Check each line of the data below for the word "Unfold", then extract the ones that have it.

---------------

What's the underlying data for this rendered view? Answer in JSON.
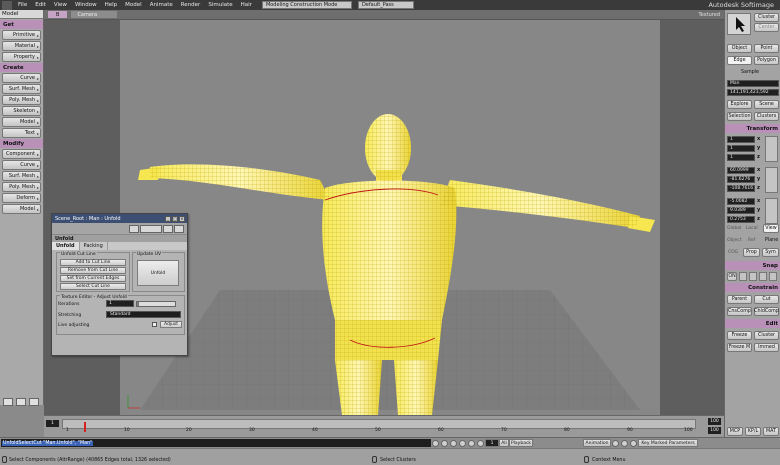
{
  "menubar": {
    "items": [
      "File",
      "Edit",
      "View",
      "Window",
      "Help",
      "Model",
      "Animate",
      "Render",
      "Simulate",
      "Hair"
    ],
    "mode_combo": "Modeling Construction Mode",
    "pass_combo": "Default_Pass",
    "brand": "Autodesk Softimage"
  },
  "leftpanel": {
    "module": "Model",
    "sections": [
      {
        "title": "Get",
        "buttons": [
          "Primitive",
          "Material",
          "Property"
        ]
      },
      {
        "title": "Create",
        "buttons": [
          "Curve",
          "Surf. Mesh",
          "Poly. Mesh",
          "Skeleton",
          "Model",
          "Text"
        ]
      },
      {
        "title": "Modify",
        "buttons": [
          "Component",
          "Curve",
          "Surf. Mesh",
          "Poly. Mesh",
          "Deform",
          "Model"
        ]
      }
    ]
  },
  "viewport": {
    "letter": "B",
    "camera": "Camera",
    "shading": "Textured"
  },
  "dialog": {
    "title": "Scene_Root : Man : Unfold",
    "section": "Unfold",
    "tabs": [
      "Unfold",
      "Packing"
    ],
    "group_cutline": "Unfold Cut Line",
    "buttons": [
      "Add to Cut Line",
      "Remove from Cut Line",
      "Set from Current Edges",
      "Select Cut Line"
    ],
    "group_update": "Update UV",
    "update_button": "Unfold",
    "group_texture": "Texture Editor - Adjust Unfold",
    "iterations_label": "Iterations",
    "iterations_value": "1",
    "iterations_fraction": 0.04,
    "stretching_label": "Stretching",
    "stretching_value": "Standard",
    "live_label": "Live adjusting",
    "adjust_button": "Adjust"
  },
  "rightpanel": {
    "top_buttons": [
      "Cluster",
      "Center",
      "Object",
      "Point",
      "Edge",
      "Polygon",
      "Sample"
    ],
    "selection_field": "Man",
    "selection_info": "141,191,423,592",
    "explore": "Explore",
    "scene": "Scene",
    "selection": "Selection",
    "clusters": "Clusters",
    "transform_title": "Transform",
    "scale": [
      "1",
      "1",
      "1"
    ],
    "rotation": [
      "60.0999",
      "-81.6276",
      "-108.7616"
    ],
    "translation": [
      "-5.0082",
      "9.0389",
      "0.2753"
    ],
    "axes": [
      "x",
      "y",
      "z"
    ],
    "ref_row1": [
      "Global",
      "Local",
      "View"
    ],
    "ref_row2": [
      "Object",
      "Ref",
      "Plane"
    ],
    "ref_row3": [
      "COG",
      "Prop",
      "Sym"
    ],
    "snap_title": "Snap",
    "snap_on": "ON",
    "constrain_title": "Constrain",
    "constrain_buttons": [
      "Parent",
      "Cut",
      "CnsComp",
      "ChldComp"
    ],
    "edit_title": "Edit",
    "edit_buttons": [
      "Freeze",
      "Cluster",
      "Freeze M",
      "Immed"
    ]
  },
  "timeline": {
    "start": "1",
    "end": "100",
    "ticks": [
      "1",
      "10",
      "20",
      "30",
      "40",
      "50",
      "60",
      "70",
      "80",
      "90",
      "100"
    ],
    "current": "100"
  },
  "cmdbar": {
    "command": "UnfoldSelectCut \"Man.Unfold\", \"Man\"",
    "frame": "1",
    "all": "All",
    "playback": "Playback",
    "animation": "Animation",
    "keymarked": "Key Marked Parameters",
    "tabs": [
      "MCP",
      "KP/L",
      "MAT"
    ]
  },
  "statusbar": {
    "left": "Select Components (AltrRange) (40865 Edges total, 1326 selected)",
    "middle": "Select Clusters",
    "right": "Context Menu"
  },
  "colors": {
    "section_accent": "#b890b8",
    "mesh_yellow": "#f2e020",
    "viewport_grey": "#878787",
    "dialog_title": "#3c4f73"
  }
}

---------------

Output of the task =
    "title": "Scene_Root : Man : Unfold",
    "section": "Unfold",
      "Unfold",
    "group_cutline": "Unfold Cut Line",
    "update_button": "Unfold",
    "group_texture": "Texture Editor - Adjust Unfold",
    "command": "UnfoldSelectCut \"Man.Unfold\", \"Man\"",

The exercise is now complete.